Look at the entries below and reproduce them exactly.
[Start of Information supplied]
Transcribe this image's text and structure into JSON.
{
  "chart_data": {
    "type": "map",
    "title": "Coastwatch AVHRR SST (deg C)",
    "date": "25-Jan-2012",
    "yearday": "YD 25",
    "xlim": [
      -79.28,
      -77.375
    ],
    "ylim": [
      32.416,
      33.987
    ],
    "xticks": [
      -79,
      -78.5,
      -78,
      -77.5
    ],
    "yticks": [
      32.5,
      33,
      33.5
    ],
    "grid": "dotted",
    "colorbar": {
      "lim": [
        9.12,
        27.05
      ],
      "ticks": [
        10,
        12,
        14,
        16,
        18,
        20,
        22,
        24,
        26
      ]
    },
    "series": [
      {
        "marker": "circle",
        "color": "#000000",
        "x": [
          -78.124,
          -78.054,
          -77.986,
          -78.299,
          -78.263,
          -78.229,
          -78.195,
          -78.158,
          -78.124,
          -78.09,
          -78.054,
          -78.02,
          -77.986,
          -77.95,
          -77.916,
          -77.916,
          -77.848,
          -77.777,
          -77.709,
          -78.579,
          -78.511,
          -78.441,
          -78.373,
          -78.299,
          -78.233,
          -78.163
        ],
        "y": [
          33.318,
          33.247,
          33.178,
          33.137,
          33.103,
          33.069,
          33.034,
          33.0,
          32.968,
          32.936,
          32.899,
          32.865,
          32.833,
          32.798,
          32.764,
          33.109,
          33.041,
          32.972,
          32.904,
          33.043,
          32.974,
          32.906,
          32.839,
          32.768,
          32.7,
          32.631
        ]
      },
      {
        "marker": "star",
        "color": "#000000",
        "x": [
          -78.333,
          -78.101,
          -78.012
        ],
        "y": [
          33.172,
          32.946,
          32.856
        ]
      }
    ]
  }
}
[End of Information supplied]
> Response below:
Transcribe this image's text and structure into JSON.
{
  "chart_data": {
    "type": "map",
    "title": "Coastwatch AVHRR SST (deg C)",
    "date": "25-Jan-2012",
    "yearday": "YD 25",
    "xlim": [
      -79.28,
      -77.375
    ],
    "ylim": [
      32.416,
      33.987
    ],
    "xticks": [
      -79,
      -78.5,
      -78,
      -77.5
    ],
    "yticks": [
      32.5,
      33,
      33.5
    ],
    "grid": "dotted",
    "colorbar": {
      "lim": [
        9.12,
        27.05
      ],
      "ticks": [
        10,
        12,
        14,
        16,
        18,
        20,
        22,
        24,
        26
      ]
    },
    "series": [
      {
        "marker": "circle",
        "color": "#000000",
        "x": [
          -78.124,
          -78.054,
          -77.986,
          -78.299,
          -78.263,
          -78.229,
          -78.195,
          -78.158,
          -78.124,
          -78.09,
          -78.054,
          -78.02,
          -77.986,
          -77.95,
          -77.916,
          -77.916,
          -77.848,
          -77.777,
          -77.709,
          -78.579,
          -78.511,
          -78.441,
          -78.373,
          -78.299,
          -78.233,
          -78.163
        ],
        "y": [
          33.318,
          33.247,
          33.178,
          33.137,
          33.103,
          33.069,
          33.034,
          33.0,
          32.968,
          32.936,
          32.899,
          32.865,
          32.833,
          32.798,
          32.764,
          33.109,
          33.041,
          32.972,
          32.904,
          33.043,
          32.974,
          32.906,
          32.839,
          32.768,
          32.7,
          32.631
        ]
      },
      {
        "marker": "star",
        "color": "#000000",
        "x": [
          -78.333,
          -78.101,
          -78.012
        ],
        "y": [
          33.172,
          32.946,
          32.856
        ]
      }
    ]
  }
}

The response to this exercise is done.